◆ What the task asks: Show every line that has the string "JSON" in it.
** begin Records for the exercise **
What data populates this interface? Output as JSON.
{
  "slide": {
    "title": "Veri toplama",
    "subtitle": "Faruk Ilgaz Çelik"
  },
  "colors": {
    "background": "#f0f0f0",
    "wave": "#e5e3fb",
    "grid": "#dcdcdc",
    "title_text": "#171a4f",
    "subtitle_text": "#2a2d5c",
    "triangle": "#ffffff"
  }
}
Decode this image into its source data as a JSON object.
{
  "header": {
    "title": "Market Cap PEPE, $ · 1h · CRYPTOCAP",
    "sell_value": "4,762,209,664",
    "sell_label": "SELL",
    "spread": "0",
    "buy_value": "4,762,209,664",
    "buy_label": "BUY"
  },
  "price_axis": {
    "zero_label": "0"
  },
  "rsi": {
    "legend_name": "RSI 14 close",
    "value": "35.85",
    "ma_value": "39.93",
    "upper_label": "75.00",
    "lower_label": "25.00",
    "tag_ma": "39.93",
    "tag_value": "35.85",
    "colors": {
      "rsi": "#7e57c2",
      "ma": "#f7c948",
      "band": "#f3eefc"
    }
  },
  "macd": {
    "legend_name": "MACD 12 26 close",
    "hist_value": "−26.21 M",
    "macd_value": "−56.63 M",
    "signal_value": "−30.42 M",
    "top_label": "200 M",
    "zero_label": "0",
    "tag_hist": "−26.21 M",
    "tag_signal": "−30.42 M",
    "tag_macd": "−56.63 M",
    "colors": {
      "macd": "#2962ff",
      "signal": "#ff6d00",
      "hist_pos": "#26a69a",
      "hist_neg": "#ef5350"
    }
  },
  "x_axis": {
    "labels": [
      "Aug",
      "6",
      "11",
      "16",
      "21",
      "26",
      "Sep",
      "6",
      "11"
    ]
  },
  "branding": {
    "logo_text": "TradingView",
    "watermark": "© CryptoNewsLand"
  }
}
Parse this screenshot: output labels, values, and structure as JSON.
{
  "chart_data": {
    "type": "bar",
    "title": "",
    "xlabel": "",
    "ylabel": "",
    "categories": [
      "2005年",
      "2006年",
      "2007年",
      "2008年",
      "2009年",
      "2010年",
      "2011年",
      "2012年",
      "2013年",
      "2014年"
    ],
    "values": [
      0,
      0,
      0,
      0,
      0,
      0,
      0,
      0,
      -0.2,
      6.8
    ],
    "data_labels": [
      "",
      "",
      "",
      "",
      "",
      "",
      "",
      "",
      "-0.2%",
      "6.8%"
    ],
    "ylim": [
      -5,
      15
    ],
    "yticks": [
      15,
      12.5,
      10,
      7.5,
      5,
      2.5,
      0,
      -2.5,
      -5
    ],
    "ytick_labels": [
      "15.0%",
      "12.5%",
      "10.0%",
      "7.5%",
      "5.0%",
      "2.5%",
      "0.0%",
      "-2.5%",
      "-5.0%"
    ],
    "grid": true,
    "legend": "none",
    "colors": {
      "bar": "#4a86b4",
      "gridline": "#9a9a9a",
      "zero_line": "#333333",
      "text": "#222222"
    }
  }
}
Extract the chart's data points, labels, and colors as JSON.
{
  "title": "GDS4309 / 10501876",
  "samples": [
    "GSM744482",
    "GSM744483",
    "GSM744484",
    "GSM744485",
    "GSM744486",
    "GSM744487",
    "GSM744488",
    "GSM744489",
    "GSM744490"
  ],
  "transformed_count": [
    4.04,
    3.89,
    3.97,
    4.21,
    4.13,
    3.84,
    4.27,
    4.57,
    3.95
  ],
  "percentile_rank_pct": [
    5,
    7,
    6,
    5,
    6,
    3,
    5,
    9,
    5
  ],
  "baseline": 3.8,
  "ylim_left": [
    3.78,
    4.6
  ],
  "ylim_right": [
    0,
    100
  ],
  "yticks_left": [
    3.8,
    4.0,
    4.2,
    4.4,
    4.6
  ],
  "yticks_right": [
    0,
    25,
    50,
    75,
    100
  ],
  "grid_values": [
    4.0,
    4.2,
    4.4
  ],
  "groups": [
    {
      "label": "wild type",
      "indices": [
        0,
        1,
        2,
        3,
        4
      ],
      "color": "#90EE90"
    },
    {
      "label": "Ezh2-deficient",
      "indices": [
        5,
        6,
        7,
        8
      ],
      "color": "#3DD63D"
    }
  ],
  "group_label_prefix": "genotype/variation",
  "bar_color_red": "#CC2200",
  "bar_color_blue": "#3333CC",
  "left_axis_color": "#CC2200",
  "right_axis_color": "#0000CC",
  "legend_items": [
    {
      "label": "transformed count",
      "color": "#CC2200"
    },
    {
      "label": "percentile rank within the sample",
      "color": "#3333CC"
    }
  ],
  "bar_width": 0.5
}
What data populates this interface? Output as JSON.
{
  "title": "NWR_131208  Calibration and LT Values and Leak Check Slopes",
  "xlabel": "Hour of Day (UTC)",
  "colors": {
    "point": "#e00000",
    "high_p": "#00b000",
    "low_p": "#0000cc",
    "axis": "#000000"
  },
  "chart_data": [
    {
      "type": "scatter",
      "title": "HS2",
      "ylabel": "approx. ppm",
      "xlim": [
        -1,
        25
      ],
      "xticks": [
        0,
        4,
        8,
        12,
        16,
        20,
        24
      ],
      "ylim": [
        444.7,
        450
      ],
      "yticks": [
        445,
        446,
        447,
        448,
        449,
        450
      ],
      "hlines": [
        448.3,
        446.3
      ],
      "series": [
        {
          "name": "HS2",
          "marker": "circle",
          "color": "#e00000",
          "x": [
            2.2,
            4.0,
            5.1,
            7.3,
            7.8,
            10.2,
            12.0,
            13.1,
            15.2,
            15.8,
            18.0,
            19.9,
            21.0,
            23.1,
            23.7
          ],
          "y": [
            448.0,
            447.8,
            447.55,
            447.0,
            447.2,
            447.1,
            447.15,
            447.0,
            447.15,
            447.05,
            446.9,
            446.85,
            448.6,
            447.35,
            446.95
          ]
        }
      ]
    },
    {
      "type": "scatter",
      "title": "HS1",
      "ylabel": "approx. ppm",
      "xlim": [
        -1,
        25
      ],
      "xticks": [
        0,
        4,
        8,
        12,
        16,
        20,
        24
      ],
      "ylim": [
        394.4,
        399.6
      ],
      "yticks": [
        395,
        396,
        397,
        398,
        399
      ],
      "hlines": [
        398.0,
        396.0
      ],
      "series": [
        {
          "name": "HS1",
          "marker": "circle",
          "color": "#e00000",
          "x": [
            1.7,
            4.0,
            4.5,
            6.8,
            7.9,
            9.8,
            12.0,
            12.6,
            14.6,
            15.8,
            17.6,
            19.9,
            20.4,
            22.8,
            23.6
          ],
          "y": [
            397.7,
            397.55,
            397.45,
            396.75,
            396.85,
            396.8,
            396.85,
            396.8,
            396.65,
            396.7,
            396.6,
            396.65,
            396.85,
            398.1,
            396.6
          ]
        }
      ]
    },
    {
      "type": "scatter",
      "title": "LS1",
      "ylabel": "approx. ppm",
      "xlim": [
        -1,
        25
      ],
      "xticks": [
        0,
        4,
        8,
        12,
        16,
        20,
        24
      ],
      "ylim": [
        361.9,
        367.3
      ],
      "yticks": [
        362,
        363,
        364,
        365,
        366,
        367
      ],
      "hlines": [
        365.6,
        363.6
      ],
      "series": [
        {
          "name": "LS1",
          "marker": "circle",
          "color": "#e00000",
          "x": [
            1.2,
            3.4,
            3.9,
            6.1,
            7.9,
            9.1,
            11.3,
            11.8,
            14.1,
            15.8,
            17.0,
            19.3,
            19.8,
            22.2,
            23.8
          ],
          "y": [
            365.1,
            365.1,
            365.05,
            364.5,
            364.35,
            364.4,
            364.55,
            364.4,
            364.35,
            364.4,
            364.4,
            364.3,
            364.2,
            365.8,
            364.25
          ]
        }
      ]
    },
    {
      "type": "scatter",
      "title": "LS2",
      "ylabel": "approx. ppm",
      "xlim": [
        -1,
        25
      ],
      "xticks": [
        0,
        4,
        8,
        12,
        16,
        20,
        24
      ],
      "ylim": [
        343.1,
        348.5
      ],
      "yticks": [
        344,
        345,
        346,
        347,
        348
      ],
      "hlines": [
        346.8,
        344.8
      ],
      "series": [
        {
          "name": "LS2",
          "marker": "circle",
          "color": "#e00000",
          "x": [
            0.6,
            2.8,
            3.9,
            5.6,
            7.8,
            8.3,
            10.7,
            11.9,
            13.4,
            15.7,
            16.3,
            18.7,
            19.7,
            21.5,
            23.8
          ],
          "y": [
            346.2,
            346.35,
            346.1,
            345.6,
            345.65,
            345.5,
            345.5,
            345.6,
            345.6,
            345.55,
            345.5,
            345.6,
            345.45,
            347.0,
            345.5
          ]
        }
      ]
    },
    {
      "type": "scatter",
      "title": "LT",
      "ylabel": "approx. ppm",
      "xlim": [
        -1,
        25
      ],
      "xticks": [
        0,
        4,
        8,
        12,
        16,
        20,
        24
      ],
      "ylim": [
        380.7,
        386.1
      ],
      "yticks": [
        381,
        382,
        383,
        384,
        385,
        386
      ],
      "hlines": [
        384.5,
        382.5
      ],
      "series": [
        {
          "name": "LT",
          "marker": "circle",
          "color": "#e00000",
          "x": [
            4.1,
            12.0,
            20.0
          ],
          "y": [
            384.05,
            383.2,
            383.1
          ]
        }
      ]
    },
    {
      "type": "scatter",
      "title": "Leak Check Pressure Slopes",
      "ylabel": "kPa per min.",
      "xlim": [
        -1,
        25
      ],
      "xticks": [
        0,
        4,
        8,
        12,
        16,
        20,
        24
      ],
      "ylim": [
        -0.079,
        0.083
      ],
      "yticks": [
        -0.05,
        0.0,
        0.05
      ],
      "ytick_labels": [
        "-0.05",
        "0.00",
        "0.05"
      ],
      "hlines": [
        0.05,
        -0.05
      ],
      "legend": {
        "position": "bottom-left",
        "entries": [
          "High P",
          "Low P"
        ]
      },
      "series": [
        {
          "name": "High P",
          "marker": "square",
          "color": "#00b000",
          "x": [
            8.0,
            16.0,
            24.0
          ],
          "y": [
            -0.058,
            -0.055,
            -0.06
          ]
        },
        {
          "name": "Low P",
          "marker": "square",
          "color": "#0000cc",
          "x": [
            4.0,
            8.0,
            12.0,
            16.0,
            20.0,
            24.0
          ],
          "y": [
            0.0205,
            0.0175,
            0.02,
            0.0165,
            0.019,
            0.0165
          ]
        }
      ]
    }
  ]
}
** end Records for the exercise **
◆ Result:
What data populates this interface? Output as JSON.
Decode this image into its source data as a JSON object.
Parse this screenshot: output labels, values, and structure as JSON.
Extract the chart's data points, labels, and colors as JSON.
What data populates this interface? Output as JSON.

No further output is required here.